== INFORMATION SUPPLIED

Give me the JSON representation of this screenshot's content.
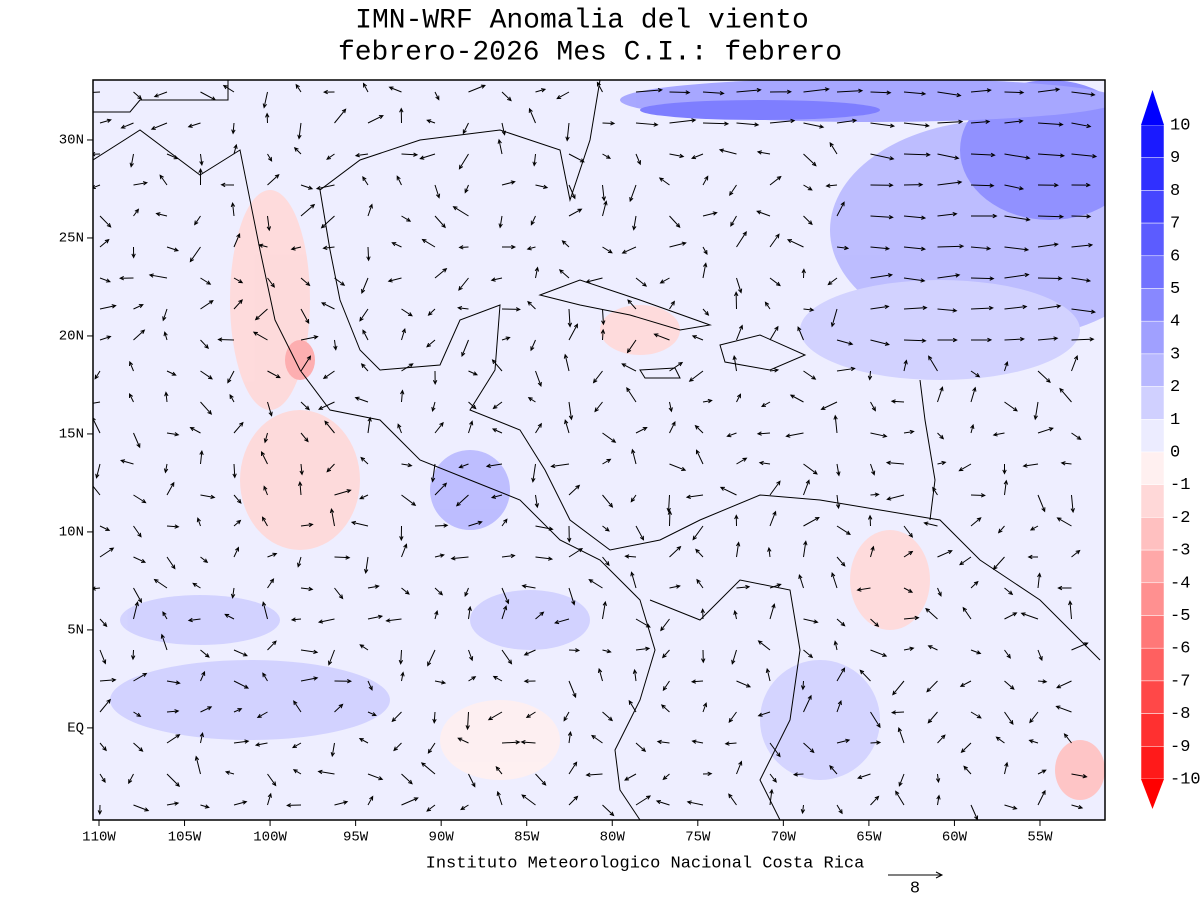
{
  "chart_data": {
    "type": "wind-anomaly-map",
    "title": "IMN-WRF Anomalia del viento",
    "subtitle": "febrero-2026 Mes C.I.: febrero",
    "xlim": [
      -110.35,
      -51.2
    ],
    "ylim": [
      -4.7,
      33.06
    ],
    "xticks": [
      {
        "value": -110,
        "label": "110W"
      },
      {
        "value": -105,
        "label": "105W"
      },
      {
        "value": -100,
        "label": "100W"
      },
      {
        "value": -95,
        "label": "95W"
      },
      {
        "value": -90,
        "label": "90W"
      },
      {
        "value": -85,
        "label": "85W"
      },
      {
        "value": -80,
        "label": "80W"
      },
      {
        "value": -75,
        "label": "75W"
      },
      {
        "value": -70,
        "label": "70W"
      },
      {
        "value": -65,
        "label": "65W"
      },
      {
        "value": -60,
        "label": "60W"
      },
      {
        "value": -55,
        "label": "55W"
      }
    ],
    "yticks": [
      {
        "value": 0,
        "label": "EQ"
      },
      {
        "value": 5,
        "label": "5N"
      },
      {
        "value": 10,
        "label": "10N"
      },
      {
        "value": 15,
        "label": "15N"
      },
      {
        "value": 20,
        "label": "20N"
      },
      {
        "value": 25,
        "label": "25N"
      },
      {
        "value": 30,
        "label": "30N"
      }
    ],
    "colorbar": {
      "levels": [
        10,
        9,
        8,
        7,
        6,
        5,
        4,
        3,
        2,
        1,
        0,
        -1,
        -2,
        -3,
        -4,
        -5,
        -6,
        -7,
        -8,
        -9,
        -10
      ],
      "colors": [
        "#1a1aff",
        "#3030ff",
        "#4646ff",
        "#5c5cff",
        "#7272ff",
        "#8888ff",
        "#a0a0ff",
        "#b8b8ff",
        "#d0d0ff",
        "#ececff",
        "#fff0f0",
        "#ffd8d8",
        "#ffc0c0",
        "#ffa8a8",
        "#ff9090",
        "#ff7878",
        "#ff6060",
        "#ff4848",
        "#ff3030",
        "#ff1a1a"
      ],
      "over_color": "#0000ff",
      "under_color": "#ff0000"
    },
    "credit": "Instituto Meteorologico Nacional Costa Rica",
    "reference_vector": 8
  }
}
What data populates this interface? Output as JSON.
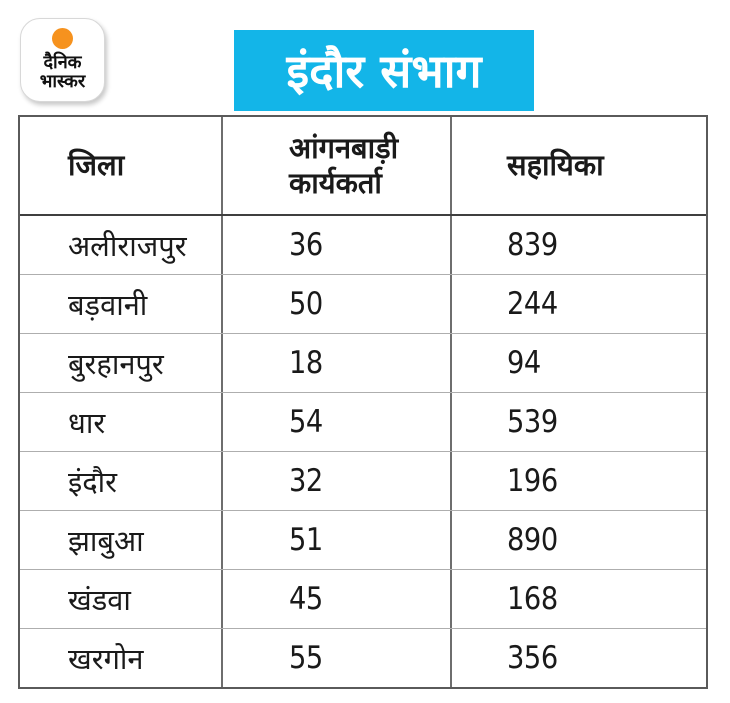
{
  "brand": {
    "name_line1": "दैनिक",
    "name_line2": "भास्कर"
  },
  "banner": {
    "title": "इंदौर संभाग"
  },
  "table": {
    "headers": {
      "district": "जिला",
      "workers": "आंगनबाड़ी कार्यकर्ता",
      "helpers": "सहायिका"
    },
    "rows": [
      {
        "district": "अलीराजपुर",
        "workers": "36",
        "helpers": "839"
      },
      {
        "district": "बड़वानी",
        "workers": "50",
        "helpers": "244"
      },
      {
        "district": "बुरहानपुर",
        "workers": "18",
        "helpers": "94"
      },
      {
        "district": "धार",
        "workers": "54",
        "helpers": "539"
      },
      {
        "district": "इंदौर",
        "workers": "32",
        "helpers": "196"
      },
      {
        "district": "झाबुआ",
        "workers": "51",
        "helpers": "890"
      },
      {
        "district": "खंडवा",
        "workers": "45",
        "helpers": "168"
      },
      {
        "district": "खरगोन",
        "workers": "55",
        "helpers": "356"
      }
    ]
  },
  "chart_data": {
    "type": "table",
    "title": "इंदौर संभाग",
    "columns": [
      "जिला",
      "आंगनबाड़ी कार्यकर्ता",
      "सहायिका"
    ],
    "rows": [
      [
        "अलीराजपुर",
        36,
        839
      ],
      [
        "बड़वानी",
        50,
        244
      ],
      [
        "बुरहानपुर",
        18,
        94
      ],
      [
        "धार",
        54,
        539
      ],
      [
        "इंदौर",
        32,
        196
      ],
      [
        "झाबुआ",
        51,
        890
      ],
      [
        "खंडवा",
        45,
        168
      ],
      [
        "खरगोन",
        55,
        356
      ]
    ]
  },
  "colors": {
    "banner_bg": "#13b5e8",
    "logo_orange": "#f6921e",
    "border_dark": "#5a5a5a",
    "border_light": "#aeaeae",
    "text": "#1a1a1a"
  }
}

====

[WHAT IS EXPECTED]
Leave the pictures out and copy the rest of the data exactly.

[OUTPUT BELOW]
Give me the JSON representation of this screenshot's content.
{
  "chart_data": {
    "type": "wind-anomaly-map",
    "title": "IMN-WRF Anomalia del viento",
    "subtitle": "febrero-2026 Mes C.I.: febrero",
    "xlim": [
      -110.35,
      -51.2
    ],
    "ylim": [
      -4.7,
      33.06
    ],
    "xticks": [
      {
        "value": -110,
        "label": "110W"
      },
      {
        "value": -105,
        "label": "105W"
      },
      {
        "value": -100,
        "label": "100W"
      },
      {
        "value": -95,
        "label": "95W"
      },
      {
        "value": -90,
        "label": "90W"
      },
      {
        "value": -85,
        "label": "85W"
      },
      {
        "value": -80,
        "label": "80W"
      },
      {
        "value": -75,
        "label": "75W"
      },
      {
        "value": -70,
        "label": "70W"
      },
      {
        "value": -65,
        "label": "65W"
      },
      {
        "value": -60,
        "label": "60W"
      },
      {
        "value": -55,
        "label": "55W"
      }
    ],
    "yticks": [
      {
        "value": 0,
        "label": "EQ"
      },
      {
        "value": 5,
        "label": "5N"
      },
      {
        "value": 10,
        "label": "10N"
      },
      {
        "value": 15,
        "label": "15N"
      },
      {
        "value": 20,
        "label": "20N"
      },
      {
        "value": 25,
        "label": "25N"
      },
      {
        "value": 30,
        "label": "30N"
      }
    ],
    "colorbar": {
      "levels": [
        10,
        9,
        8,
        7,
        6,
        5,
        4,
        3,
        2,
        1,
        0,
        -1,
        -2,
        -3,
        -4,
        -5,
        -6,
        -7,
        -8,
        -9,
        -10
      ],
      "colors": [
        "#1a1aff",
        "#3030ff",
        "#4646ff",
        "#5c5cff",
        "#7272ff",
        "#8888ff",
        "#a0a0ff",
        "#b8b8ff",
        "#d0d0ff",
        "#ececff",
        "#fff0f0",
        "#ffd8d8",
        "#ffc0c0",
        "#ffa8a8",
        "#ff9090",
        "#ff7878",
        "#ff6060",
        "#ff4848",
        "#ff3030",
        "#ff1a1a"
      ],
      "over_color": "#0000ff",
      "under_color": "#ff0000"
    },
    "credit": "Instituto Meteorologico Nacional Costa Rica",
    "reference_vector": 8
  }
}
What data populates this interface? Output as JSON.
{
  "brand": {
    "name_line1": "दैनिक",
    "name_line2": "भास्कर"
  },
  "banner": {
    "title": "इंदौर संभाग"
  },
  "table": {
    "headers": {
      "district": "जिला",
      "workers": "आंगनबाड़ी कार्यकर्ता",
      "helpers": "सहायिका"
    },
    "rows": [
      {
        "district": "अलीराजपुर",
        "workers": "36",
        "helpers": "839"
      },
      {
        "district": "बड़वानी",
        "workers": "50",
        "helpers": "244"
      },
      {
        "district": "बुरहानपुर",
        "workers": "18",
        "helpers": "94"
      },
      {
        "district": "धार",
        "workers": "54",
        "helpers": "539"
      },
      {
        "district": "इंदौर",
        "workers": "32",
        "helpers": "196"
      },
      {
        "district": "झाबुआ",
        "workers": "51",
        "helpers": "890"
      },
      {
        "district": "खंडवा",
        "workers": "45",
        "helpers": "168"
      },
      {
        "district": "खरगोन",
        "workers": "55",
        "helpers": "356"
      }
    ]
  },
  "chart_data": {
    "type": "table",
    "title": "इंदौर संभाग",
    "columns": [
      "जिला",
      "आंगनबाड़ी कार्यकर्ता",
      "सहायिका"
    ],
    "rows": [
      [
        "अलीराजपुर",
        36,
        839
      ],
      [
        "बड़वानी",
        50,
        244
      ],
      [
        "बुरहानपुर",
        18,
        94
      ],
      [
        "धार",
        54,
        539
      ],
      [
        "इंदौर",
        32,
        196
      ],
      [
        "झाबुआ",
        51,
        890
      ],
      [
        "खंडवा",
        45,
        168
      ],
      [
        "खरगोन",
        55,
        356
      ]
    ]
  },
  "colors": {
    "banner_bg": "#13b5e8",
    "logo_orange": "#f6921e",
    "border_dark": "#5a5a5a",
    "border_light": "#aeaeae",
    "text": "#1a1a1a"
  }
}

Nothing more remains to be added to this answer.